Task objective >>
From the listing below, select every line where the word "content" appears.

Materials provided >>

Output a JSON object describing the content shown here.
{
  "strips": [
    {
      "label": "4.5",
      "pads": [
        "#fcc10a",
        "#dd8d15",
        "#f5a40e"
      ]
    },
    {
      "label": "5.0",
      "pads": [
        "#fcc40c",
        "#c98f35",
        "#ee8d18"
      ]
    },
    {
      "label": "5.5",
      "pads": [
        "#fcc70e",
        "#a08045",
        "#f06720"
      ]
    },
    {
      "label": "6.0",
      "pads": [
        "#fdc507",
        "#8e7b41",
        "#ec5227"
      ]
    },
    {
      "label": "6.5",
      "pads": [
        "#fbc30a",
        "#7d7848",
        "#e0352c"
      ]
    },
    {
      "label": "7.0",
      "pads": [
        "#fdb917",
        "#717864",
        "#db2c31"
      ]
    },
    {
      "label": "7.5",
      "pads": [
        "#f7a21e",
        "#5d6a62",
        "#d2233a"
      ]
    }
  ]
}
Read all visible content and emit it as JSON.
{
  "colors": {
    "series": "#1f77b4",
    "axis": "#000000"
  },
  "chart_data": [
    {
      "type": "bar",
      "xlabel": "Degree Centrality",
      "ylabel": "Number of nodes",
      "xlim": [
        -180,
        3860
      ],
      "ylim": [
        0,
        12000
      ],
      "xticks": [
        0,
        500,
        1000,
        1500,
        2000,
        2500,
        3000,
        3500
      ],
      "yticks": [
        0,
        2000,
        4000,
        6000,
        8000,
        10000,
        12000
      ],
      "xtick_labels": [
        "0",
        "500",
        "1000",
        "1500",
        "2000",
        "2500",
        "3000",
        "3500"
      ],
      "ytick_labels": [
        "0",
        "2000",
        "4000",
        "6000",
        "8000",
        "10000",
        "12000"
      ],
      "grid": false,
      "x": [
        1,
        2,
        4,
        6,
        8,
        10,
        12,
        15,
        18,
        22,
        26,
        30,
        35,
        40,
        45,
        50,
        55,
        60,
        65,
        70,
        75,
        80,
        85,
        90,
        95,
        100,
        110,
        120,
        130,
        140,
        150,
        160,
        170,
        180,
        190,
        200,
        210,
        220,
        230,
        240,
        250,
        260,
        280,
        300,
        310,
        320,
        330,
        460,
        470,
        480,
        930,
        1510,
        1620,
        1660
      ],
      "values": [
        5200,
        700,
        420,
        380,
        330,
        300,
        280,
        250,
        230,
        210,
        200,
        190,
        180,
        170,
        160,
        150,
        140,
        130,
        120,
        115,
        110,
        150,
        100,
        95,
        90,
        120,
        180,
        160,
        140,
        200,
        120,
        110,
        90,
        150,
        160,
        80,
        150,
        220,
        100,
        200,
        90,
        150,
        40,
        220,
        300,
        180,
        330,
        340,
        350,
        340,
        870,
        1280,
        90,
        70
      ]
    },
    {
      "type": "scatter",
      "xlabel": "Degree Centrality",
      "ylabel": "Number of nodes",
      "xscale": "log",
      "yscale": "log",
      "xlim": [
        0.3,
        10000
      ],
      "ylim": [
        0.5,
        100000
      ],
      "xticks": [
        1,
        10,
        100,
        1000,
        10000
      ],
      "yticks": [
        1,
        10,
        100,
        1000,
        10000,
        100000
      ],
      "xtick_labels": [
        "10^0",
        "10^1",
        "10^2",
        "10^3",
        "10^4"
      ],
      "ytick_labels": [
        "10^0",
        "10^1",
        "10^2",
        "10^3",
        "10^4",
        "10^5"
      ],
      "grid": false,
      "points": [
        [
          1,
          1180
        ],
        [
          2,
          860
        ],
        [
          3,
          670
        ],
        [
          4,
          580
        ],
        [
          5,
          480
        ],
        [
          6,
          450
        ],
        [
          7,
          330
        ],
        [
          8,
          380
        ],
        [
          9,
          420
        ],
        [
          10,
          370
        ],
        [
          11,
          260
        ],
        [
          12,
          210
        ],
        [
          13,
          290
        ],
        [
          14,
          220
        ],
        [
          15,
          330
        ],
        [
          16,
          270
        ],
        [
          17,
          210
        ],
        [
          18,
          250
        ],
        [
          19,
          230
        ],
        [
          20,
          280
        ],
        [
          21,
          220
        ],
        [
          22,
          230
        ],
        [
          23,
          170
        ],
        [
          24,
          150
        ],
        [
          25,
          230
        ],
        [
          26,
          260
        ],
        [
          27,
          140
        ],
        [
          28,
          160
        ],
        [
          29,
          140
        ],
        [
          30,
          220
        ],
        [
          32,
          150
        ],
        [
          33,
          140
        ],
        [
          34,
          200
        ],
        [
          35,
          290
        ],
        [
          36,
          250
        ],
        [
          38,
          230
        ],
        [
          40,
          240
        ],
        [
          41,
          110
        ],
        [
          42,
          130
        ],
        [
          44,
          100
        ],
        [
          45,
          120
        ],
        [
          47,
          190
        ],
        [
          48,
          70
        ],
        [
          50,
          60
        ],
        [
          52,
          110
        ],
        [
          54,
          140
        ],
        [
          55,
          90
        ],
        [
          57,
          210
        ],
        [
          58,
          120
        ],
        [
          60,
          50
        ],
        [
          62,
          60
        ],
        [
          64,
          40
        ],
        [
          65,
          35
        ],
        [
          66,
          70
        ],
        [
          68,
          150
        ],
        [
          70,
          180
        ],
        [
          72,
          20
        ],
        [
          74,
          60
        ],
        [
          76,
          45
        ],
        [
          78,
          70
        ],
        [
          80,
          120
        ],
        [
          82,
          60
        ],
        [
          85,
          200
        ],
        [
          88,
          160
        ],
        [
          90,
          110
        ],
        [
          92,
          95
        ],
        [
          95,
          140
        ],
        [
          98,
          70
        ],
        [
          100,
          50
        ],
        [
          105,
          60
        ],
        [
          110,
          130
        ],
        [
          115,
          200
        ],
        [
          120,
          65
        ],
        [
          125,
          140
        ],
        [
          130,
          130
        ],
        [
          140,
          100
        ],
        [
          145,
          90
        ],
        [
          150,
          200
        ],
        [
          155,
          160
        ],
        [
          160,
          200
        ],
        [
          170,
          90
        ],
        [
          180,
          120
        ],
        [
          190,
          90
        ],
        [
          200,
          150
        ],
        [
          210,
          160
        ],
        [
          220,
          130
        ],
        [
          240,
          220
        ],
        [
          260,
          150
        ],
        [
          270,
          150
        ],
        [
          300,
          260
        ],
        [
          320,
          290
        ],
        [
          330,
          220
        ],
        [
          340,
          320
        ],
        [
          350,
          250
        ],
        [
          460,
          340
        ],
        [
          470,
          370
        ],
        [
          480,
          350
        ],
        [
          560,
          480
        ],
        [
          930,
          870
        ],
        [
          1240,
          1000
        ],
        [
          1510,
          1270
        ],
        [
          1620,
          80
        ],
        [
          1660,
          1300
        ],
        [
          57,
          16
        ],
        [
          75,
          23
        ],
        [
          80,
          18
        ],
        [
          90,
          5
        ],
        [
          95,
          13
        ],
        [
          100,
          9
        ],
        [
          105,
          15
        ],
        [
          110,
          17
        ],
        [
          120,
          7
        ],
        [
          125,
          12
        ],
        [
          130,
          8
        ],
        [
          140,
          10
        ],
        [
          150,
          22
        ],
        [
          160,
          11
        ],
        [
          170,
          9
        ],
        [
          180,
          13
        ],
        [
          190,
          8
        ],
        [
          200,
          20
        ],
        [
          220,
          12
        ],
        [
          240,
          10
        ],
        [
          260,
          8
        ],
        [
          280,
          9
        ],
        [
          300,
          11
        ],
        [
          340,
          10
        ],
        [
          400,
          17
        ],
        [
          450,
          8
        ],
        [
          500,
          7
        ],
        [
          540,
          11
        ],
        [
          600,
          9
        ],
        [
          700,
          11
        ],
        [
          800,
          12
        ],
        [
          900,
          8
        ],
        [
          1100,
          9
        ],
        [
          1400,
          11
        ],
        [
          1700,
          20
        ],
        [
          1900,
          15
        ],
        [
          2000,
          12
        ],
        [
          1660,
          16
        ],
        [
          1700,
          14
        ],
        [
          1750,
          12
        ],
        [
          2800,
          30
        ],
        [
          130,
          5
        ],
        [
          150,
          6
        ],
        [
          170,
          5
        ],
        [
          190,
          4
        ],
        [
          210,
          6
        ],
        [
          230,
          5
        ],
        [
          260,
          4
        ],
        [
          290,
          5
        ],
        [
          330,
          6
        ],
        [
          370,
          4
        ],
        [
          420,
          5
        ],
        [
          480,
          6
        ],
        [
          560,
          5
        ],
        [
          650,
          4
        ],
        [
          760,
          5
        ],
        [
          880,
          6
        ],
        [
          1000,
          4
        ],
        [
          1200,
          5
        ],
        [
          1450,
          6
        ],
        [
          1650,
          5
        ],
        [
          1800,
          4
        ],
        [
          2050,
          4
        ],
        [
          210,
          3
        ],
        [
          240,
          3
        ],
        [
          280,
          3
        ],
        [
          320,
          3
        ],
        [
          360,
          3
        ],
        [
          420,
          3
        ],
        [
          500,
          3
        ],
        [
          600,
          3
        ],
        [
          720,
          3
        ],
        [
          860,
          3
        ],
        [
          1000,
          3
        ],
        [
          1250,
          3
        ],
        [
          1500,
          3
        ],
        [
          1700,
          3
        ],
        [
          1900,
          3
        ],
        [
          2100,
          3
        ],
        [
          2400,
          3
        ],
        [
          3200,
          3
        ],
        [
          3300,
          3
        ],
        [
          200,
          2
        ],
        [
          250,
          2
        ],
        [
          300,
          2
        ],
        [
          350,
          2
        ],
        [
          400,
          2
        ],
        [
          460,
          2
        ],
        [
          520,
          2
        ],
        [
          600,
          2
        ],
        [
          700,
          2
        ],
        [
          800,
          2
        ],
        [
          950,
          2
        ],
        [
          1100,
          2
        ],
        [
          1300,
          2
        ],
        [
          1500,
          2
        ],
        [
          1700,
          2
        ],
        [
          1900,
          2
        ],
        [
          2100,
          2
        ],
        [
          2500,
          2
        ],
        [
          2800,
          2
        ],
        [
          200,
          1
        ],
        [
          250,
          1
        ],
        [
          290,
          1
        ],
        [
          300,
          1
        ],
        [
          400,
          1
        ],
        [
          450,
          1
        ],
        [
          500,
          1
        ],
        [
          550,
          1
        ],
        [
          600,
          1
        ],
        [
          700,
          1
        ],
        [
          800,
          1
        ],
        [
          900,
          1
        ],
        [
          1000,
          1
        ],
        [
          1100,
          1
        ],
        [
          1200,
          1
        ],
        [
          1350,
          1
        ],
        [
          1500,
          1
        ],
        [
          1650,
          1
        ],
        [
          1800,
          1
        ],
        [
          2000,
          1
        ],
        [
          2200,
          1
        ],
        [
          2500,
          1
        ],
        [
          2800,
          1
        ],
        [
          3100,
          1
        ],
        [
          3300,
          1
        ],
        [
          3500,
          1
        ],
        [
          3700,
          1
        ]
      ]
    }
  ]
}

Right answer >>
Output a JSON object describing the content shown here.
Read all visible content and emit it as JSON.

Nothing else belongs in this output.